TO DO ▸ Reproduce each line bearing the word "type".

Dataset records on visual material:
☆ ☆ ☆
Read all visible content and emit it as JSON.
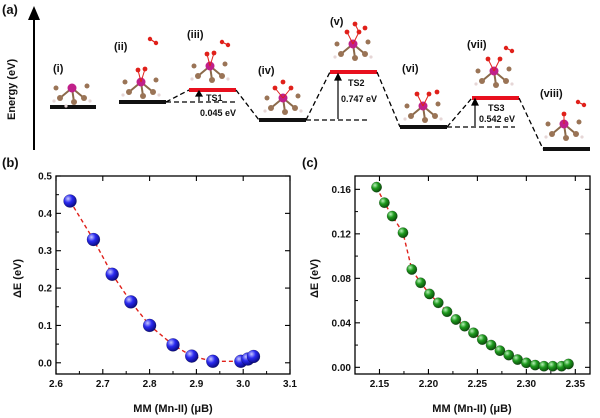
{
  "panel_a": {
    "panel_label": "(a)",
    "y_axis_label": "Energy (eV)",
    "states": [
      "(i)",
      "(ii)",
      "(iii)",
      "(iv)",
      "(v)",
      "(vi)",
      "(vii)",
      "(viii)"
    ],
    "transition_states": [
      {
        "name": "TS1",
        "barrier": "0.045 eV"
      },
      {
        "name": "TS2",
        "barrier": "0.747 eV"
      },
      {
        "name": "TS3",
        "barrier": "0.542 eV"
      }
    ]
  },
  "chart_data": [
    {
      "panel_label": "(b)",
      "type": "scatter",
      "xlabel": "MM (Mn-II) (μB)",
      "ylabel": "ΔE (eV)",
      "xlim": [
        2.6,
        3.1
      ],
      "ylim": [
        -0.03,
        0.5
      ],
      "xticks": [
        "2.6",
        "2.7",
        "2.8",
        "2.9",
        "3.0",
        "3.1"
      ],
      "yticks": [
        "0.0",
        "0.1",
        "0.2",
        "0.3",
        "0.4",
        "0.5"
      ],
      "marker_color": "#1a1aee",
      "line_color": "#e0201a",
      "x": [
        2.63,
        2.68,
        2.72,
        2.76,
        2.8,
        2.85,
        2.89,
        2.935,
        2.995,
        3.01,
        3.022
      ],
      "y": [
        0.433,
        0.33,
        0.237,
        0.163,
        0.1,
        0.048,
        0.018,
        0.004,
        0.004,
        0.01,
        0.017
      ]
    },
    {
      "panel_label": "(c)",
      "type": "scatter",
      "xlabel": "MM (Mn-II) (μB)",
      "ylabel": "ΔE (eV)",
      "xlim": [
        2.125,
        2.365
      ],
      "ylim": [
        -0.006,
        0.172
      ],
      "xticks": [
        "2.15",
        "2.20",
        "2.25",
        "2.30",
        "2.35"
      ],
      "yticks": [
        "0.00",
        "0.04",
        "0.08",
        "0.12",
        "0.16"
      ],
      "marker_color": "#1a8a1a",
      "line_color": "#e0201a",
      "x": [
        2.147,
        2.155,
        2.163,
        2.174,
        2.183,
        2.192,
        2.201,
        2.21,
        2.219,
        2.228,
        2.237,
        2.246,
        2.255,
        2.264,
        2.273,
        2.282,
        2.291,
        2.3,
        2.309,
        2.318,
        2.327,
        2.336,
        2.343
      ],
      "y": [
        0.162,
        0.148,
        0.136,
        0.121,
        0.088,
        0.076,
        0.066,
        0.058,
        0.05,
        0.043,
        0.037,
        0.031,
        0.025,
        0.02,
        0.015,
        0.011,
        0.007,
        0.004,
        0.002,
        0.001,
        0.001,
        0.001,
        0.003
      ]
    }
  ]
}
☆ ☆ ☆
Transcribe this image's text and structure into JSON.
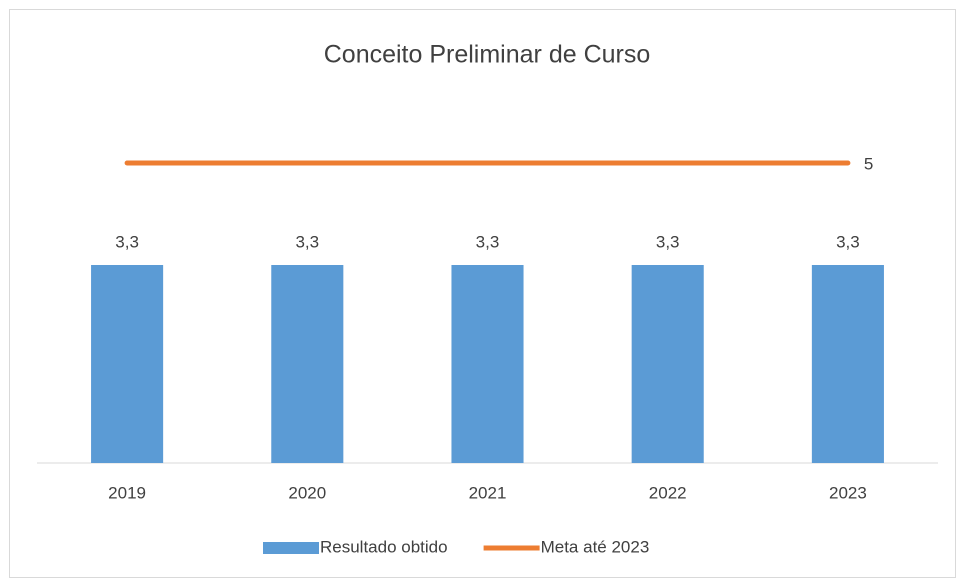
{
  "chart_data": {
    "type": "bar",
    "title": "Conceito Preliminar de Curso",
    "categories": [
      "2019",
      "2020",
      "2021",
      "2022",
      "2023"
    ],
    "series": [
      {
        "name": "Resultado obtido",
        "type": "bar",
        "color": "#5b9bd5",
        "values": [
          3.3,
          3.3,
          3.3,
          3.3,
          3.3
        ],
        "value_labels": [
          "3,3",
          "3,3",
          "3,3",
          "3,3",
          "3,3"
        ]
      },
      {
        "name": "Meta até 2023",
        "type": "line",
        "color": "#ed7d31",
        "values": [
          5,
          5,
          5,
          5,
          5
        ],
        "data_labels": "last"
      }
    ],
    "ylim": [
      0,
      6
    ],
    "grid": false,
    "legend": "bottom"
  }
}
☆ ☆ ☆
OUTPUT FOR THIS TASK ▸
      "type": "scatter",
      "type": "scatter",
    "type": "bar",
        "type": "bar",
        "type": "line",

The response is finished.